• [Required work]:
Find each line with the string "Points" and report it.

══ Given records

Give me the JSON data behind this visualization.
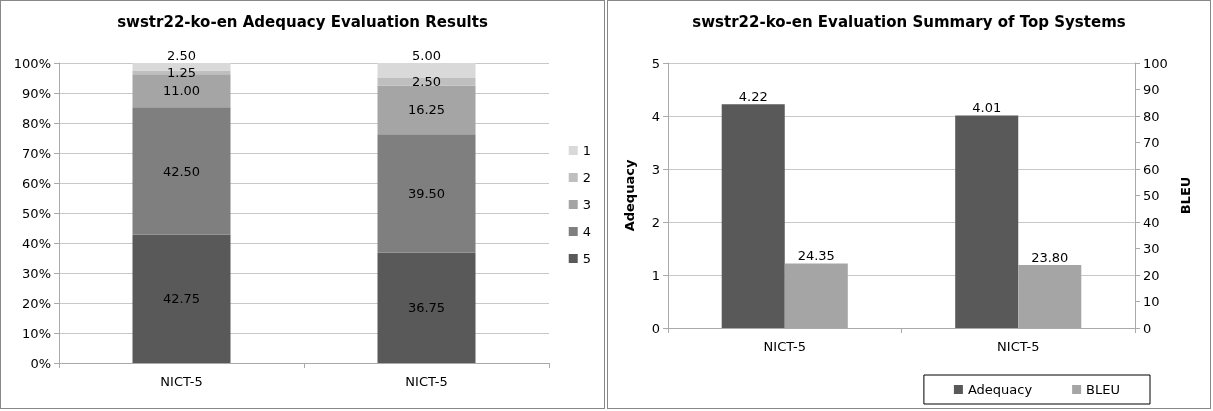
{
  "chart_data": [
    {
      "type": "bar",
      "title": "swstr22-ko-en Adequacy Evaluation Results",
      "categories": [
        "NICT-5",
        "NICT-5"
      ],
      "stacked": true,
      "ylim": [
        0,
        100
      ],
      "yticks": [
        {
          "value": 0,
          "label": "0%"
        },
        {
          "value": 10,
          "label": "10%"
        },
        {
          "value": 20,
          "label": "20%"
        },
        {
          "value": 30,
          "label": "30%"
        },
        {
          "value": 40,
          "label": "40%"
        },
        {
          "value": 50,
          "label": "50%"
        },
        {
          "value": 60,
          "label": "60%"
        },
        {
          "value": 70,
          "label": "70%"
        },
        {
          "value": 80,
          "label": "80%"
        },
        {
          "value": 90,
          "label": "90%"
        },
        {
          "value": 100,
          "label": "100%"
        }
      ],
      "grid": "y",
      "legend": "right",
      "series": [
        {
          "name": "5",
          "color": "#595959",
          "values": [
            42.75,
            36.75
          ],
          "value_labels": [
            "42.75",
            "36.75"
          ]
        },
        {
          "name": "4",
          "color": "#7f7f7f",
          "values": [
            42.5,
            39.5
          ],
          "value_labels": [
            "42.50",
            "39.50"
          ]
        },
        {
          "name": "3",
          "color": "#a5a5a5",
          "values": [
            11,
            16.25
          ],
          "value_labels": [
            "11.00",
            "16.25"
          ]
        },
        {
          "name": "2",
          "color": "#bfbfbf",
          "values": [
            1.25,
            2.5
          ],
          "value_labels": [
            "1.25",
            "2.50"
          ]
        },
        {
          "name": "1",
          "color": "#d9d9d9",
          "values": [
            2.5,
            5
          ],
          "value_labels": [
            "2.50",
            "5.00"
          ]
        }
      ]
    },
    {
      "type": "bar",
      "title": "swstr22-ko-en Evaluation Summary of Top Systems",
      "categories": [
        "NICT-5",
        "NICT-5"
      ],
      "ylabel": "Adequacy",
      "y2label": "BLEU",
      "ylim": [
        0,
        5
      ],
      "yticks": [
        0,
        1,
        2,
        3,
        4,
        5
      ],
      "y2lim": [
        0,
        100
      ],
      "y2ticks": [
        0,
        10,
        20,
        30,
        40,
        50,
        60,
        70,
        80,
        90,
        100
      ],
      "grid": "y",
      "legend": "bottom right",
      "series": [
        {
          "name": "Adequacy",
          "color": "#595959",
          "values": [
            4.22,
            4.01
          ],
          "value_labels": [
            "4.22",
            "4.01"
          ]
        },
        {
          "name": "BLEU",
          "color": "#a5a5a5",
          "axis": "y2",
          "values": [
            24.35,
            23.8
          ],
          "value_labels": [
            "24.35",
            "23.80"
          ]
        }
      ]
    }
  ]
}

════
══ Given records

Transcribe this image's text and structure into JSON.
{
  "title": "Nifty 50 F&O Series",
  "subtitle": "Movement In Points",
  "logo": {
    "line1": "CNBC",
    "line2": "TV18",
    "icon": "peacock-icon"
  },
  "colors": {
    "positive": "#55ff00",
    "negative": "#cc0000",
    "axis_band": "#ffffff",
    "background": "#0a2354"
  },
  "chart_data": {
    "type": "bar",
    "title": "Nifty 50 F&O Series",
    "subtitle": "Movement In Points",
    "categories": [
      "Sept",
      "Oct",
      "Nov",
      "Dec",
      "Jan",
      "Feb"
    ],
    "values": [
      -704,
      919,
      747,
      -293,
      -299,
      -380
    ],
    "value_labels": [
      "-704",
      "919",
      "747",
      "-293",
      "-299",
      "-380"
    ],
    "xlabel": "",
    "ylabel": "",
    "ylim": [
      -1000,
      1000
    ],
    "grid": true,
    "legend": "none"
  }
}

════

• [Output of the exercise]:
  "subtitle": "Movement In Points",
    "subtitle": "Movement In Points",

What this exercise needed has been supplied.